Task to carry out -
Only the lines holding the string "Lucht" are needed. Copy each one.

Records -
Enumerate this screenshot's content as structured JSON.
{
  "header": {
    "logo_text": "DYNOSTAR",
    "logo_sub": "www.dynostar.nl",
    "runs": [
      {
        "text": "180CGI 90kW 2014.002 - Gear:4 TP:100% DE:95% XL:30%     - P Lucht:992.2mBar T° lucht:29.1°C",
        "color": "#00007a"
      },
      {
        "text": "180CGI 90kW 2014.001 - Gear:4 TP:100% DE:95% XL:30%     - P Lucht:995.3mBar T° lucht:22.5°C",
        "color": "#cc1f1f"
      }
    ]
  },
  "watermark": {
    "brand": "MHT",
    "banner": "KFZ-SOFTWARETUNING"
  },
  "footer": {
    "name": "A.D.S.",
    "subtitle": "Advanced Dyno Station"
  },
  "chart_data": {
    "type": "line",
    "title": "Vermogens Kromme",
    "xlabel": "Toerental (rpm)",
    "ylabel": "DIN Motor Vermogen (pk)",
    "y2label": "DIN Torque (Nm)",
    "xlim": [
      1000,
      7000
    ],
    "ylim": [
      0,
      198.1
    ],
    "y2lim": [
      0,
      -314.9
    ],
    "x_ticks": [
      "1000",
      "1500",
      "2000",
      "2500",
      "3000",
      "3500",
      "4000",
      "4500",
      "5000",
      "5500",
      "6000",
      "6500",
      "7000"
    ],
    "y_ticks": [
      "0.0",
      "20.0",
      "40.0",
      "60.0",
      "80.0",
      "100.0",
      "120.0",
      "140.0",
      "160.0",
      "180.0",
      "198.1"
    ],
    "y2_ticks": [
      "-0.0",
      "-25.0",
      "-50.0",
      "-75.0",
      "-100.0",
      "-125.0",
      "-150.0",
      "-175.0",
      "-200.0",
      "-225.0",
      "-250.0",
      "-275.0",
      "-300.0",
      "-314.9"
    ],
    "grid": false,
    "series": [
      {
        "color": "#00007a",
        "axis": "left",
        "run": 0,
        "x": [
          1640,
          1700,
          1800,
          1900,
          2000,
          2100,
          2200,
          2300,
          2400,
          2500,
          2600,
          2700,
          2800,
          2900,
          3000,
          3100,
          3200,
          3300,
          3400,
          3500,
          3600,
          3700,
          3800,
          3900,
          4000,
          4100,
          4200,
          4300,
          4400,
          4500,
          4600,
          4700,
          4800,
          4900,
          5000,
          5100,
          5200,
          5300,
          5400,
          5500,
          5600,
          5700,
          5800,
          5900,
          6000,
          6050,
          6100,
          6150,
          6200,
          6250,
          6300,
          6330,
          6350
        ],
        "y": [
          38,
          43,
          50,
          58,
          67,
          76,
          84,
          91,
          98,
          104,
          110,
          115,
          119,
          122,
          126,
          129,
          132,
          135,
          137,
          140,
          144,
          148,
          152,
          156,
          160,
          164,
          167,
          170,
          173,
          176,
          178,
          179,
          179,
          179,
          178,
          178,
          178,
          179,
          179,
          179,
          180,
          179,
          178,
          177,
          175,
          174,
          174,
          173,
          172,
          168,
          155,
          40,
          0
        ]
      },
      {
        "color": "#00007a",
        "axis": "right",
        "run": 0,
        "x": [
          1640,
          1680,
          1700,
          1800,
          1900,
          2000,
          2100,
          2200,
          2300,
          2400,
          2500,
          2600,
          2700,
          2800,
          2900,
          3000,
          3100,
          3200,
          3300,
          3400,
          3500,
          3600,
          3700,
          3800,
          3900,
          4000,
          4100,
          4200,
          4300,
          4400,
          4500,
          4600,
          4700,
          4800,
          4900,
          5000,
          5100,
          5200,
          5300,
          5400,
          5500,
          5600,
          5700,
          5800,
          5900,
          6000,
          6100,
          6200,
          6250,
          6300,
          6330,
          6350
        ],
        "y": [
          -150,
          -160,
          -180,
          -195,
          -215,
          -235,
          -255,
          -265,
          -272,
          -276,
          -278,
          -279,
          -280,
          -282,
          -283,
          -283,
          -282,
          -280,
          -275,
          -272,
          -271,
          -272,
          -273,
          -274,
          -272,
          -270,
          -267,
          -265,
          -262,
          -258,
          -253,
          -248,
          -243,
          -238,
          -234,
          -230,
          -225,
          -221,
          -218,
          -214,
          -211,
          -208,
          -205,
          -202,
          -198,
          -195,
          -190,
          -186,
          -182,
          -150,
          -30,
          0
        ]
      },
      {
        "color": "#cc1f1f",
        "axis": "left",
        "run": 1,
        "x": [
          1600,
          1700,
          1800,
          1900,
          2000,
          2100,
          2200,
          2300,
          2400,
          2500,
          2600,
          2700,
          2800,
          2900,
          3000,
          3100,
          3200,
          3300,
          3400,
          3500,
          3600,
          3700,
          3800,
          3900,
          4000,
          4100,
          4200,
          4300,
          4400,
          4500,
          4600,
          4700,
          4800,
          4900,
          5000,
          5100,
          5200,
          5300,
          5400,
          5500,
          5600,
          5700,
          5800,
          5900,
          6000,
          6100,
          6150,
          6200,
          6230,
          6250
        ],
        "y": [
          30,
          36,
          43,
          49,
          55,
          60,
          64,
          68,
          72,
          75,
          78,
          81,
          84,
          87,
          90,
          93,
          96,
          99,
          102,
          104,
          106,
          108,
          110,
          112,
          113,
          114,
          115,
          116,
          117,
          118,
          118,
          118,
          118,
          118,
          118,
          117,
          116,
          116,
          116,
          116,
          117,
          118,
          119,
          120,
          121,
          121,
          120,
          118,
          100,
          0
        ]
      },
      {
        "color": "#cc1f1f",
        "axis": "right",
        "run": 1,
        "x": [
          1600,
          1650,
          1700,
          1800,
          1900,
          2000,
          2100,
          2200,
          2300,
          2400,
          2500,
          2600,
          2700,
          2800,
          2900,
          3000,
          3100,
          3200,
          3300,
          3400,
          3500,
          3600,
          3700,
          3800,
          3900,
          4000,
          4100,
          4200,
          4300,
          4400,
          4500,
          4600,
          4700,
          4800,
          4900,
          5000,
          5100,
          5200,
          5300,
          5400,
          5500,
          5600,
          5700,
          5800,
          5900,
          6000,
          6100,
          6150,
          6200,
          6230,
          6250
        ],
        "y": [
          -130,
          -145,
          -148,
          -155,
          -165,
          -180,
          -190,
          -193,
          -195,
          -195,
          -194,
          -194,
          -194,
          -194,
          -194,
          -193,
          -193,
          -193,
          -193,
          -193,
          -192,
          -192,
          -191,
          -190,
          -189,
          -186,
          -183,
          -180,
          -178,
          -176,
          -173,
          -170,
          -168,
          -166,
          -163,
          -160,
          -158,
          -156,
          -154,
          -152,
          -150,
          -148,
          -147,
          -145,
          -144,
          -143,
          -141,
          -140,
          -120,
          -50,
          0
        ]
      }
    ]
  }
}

Problem solution -
        "text": "180CGI 90kW 2014.002 - Gear:4 TP:100% DE:95% XL:30%     - P Lucht:992.2mBar T° lucht:29.1°C",
        "text": "180CGI 90kW 2014.001 - Gear:4 TP:100% DE:95% XL:30%     - P Lucht:995.3mBar T° lucht:22.5°C",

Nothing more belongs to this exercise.